◆ **Stated exercise**: Say how many lines contain the word "this". Only the number should be given.

----

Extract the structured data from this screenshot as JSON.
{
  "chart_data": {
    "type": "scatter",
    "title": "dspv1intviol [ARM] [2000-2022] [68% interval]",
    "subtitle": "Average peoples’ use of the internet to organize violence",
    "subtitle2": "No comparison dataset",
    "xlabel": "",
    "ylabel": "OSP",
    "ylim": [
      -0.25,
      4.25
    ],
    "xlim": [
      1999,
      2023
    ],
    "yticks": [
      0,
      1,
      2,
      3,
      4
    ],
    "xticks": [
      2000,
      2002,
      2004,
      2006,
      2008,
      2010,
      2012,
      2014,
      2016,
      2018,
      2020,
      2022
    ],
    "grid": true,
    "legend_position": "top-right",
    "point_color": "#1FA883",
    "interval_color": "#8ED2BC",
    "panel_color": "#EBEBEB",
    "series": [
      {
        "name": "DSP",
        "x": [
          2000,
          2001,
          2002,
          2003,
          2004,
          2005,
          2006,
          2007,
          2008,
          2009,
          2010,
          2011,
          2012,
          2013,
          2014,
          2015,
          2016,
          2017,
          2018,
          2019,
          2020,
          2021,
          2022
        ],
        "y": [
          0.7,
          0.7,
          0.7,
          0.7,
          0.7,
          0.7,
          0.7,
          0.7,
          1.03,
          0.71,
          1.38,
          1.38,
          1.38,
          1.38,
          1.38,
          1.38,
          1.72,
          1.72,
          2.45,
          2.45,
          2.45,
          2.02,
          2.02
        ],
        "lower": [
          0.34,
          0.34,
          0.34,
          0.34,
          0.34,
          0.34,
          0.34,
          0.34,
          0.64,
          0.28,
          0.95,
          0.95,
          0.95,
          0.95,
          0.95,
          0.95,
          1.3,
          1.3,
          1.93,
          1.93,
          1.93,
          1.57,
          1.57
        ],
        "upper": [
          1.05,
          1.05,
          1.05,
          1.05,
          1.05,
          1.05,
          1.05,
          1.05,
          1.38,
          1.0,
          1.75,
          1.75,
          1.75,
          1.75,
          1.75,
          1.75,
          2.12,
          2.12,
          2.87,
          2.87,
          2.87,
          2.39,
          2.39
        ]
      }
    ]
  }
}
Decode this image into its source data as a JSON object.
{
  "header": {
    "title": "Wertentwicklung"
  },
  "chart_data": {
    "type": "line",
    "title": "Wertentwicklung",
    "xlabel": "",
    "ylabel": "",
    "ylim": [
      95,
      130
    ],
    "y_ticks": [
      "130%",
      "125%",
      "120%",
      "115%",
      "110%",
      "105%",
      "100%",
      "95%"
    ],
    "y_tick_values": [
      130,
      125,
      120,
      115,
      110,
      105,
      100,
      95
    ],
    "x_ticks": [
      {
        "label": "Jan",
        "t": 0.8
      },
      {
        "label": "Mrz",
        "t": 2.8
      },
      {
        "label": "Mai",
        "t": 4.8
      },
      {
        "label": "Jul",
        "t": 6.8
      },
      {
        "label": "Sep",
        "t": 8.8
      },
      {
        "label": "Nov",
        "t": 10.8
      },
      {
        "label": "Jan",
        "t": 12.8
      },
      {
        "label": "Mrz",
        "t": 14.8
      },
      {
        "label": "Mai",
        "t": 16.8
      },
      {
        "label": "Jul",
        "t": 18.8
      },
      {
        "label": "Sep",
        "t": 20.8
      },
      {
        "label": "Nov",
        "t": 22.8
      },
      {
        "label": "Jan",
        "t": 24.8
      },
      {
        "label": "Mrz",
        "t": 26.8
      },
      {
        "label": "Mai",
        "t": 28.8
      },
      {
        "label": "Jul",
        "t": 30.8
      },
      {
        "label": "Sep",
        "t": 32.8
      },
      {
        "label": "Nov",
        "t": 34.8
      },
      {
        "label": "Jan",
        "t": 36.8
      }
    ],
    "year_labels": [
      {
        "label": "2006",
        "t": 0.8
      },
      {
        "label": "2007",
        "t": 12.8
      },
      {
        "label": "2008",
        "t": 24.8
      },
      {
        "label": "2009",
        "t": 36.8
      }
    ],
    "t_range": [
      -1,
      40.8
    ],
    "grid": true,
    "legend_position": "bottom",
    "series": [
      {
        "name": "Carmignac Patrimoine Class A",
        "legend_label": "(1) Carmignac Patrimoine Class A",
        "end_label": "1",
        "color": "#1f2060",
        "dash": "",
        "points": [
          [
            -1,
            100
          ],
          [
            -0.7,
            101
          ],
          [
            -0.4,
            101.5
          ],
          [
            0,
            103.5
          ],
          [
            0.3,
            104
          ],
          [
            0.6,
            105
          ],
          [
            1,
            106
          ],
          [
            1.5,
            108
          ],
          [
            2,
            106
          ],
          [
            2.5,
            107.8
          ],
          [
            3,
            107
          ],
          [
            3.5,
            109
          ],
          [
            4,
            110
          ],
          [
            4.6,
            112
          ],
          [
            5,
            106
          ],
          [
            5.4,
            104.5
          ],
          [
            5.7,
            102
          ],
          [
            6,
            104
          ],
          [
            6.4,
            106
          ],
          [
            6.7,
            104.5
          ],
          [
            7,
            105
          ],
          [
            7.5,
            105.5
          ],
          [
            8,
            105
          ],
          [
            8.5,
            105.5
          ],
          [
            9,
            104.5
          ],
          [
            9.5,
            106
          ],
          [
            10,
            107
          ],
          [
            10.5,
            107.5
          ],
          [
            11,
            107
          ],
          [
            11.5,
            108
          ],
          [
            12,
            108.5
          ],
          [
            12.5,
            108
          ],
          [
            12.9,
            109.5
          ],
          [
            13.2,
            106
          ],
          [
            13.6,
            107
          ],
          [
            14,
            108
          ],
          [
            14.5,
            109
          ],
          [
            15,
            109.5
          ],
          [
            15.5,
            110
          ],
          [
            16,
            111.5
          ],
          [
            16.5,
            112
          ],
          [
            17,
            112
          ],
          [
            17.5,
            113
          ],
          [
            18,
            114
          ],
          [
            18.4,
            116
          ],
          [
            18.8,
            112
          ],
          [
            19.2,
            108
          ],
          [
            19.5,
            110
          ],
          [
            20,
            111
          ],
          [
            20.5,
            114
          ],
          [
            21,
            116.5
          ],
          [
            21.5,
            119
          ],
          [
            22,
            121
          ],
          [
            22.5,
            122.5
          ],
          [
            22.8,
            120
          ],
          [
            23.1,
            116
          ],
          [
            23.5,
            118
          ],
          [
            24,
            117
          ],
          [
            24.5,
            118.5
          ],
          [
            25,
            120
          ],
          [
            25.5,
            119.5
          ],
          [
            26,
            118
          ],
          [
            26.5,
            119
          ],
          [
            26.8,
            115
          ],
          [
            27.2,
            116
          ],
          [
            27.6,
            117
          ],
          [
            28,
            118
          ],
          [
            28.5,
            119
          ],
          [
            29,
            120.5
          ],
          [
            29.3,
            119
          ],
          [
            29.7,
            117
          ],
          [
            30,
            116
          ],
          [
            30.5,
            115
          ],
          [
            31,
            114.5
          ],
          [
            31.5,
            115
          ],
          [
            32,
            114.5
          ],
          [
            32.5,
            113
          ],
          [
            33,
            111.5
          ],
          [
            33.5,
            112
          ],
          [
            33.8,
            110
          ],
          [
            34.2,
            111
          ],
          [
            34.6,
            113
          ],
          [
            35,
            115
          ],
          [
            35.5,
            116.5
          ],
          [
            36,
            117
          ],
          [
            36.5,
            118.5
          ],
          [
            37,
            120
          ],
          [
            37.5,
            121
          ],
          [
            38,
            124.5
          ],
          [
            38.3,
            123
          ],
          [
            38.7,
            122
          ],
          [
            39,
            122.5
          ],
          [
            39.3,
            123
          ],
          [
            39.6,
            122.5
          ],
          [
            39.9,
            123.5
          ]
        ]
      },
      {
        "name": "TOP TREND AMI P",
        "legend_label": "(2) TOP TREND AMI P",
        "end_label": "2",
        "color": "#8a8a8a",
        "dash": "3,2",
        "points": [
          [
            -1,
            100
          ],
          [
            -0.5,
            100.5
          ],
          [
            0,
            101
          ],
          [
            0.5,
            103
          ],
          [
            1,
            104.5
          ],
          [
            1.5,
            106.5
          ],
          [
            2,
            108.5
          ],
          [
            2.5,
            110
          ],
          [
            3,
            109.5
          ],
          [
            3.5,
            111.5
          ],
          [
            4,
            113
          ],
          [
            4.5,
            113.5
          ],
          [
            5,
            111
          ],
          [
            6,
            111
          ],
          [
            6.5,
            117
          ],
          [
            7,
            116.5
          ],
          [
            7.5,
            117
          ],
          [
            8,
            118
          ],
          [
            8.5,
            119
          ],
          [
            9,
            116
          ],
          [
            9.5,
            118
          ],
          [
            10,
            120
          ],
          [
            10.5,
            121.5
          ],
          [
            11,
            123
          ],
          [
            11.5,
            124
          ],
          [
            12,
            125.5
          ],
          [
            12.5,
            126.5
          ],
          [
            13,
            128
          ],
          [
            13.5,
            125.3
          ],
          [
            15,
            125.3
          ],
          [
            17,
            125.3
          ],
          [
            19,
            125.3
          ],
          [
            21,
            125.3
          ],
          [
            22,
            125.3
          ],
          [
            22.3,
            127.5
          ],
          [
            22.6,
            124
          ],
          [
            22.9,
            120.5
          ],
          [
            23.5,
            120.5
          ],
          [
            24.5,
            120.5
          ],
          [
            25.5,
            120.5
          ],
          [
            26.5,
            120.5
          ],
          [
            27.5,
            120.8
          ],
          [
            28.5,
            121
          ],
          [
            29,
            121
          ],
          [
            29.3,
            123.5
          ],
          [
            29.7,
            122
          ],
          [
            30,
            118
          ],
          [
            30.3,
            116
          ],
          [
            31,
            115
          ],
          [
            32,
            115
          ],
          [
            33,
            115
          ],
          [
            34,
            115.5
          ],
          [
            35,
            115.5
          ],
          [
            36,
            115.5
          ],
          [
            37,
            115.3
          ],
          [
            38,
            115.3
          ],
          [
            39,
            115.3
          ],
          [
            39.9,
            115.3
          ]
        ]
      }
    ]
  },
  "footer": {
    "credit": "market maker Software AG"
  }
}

----

◆ **Full response**: 2